_TASK DETAILS_
Without the pictures, set down every line of the data exactly.
— Begin DATA LINES —
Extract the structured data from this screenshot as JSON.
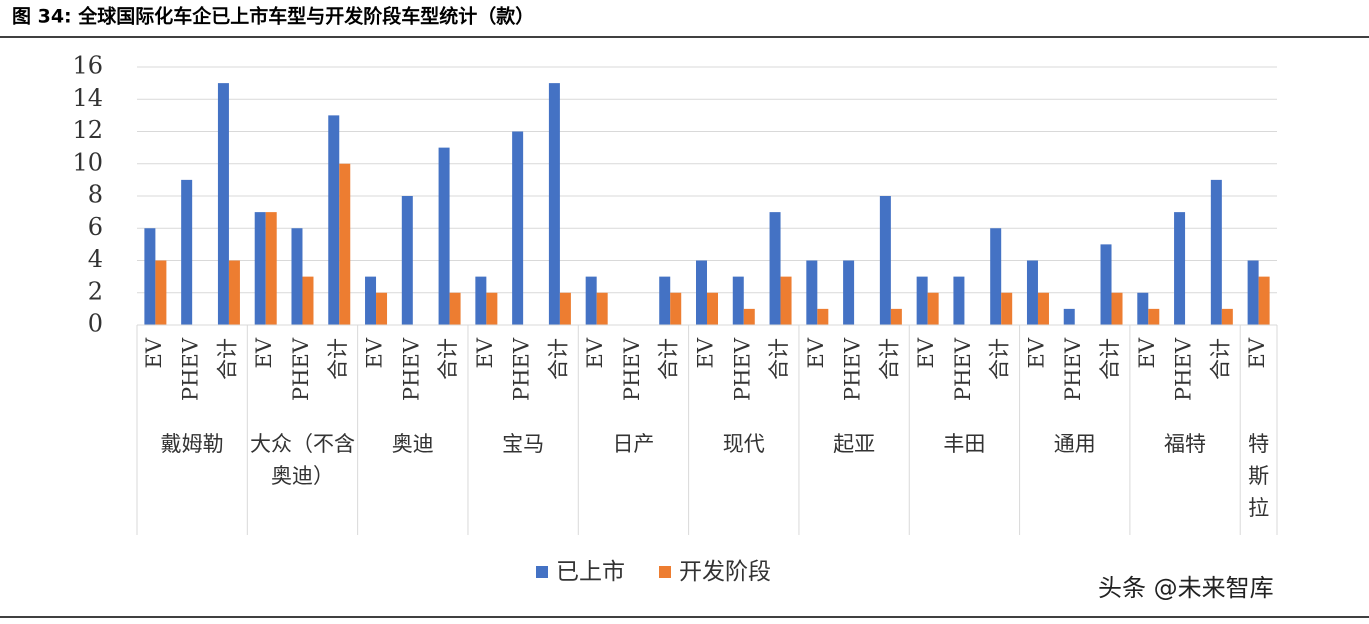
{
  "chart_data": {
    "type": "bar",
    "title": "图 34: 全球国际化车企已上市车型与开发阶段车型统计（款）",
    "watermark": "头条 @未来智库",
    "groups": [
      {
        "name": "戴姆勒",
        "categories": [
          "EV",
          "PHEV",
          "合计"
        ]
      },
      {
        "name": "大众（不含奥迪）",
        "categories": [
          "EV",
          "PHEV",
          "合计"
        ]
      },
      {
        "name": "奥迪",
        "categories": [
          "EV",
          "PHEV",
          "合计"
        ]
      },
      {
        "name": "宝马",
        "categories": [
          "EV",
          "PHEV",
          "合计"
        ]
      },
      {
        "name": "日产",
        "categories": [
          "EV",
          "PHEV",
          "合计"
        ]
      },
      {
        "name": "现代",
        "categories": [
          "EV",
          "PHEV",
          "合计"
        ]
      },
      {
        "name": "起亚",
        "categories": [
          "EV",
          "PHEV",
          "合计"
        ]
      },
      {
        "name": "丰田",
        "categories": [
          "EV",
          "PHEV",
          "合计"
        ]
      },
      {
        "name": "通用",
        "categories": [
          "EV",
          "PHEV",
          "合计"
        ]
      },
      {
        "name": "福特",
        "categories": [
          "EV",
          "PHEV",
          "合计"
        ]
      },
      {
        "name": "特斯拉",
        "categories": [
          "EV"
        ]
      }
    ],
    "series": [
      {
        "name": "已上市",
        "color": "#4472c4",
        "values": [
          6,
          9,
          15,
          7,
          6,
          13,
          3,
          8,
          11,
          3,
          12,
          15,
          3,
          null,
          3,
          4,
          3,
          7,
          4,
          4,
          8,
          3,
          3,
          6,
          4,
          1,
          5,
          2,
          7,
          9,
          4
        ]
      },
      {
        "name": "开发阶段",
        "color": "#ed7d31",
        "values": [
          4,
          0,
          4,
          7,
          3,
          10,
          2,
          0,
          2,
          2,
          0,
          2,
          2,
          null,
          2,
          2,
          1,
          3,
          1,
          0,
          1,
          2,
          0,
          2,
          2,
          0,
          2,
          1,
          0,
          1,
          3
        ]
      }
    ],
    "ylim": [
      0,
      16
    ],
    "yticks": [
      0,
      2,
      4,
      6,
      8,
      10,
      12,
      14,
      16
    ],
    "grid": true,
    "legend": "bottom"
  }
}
— End DATA LINES —
_FINISHED TASK_
Extract the structured data from this screenshot as JSON.
{
  "chart_data": {
    "type": "bar",
    "title": "图 34: 全球国际化车企已上市车型与开发阶段车型统计（款）",
    "watermark": "头条 @未来智库",
    "groups": [
      {
        "name": "戴姆勒",
        "categories": [
          "EV",
          "PHEV",
          "合计"
        ]
      },
      {
        "name": "大众（不含奥迪）",
        "categories": [
          "EV",
          "PHEV",
          "合计"
        ]
      },
      {
        "name": "奥迪",
        "categories": [
          "EV",
          "PHEV",
          "合计"
        ]
      },
      {
        "name": "宝马",
        "categories": [
          "EV",
          "PHEV",
          "合计"
        ]
      },
      {
        "name": "日产",
        "categories": [
          "EV",
          "PHEV",
          "合计"
        ]
      },
      {
        "name": "现代",
        "categories": [
          "EV",
          "PHEV",
          "合计"
        ]
      },
      {
        "name": "起亚",
        "categories": [
          "EV",
          "PHEV",
          "合计"
        ]
      },
      {
        "name": "丰田",
        "categories": [
          "EV",
          "PHEV",
          "合计"
        ]
      },
      {
        "name": "通用",
        "categories": [
          "EV",
          "PHEV",
          "合计"
        ]
      },
      {
        "name": "福特",
        "categories": [
          "EV",
          "PHEV",
          "合计"
        ]
      },
      {
        "name": "特斯拉",
        "categories": [
          "EV"
        ]
      }
    ],
    "series": [
      {
        "name": "已上市",
        "color": "#4472c4",
        "values": [
          6,
          9,
          15,
          7,
          6,
          13,
          3,
          8,
          11,
          3,
          12,
          15,
          3,
          null,
          3,
          4,
          3,
          7,
          4,
          4,
          8,
          3,
          3,
          6,
          4,
          1,
          5,
          2,
          7,
          9,
          4
        ]
      },
      {
        "name": "开发阶段",
        "color": "#ed7d31",
        "values": [
          4,
          0,
          4,
          7,
          3,
          10,
          2,
          0,
          2,
          2,
          0,
          2,
          2,
          null,
          2,
          2,
          1,
          3,
          1,
          0,
          1,
          2,
          0,
          2,
          2,
          0,
          2,
          1,
          0,
          1,
          3
        ]
      }
    ],
    "ylim": [
      0,
      16
    ],
    "yticks": [
      0,
      2,
      4,
      6,
      8,
      10,
      12,
      14,
      16
    ],
    "grid": true,
    "legend": "bottom"
  }
}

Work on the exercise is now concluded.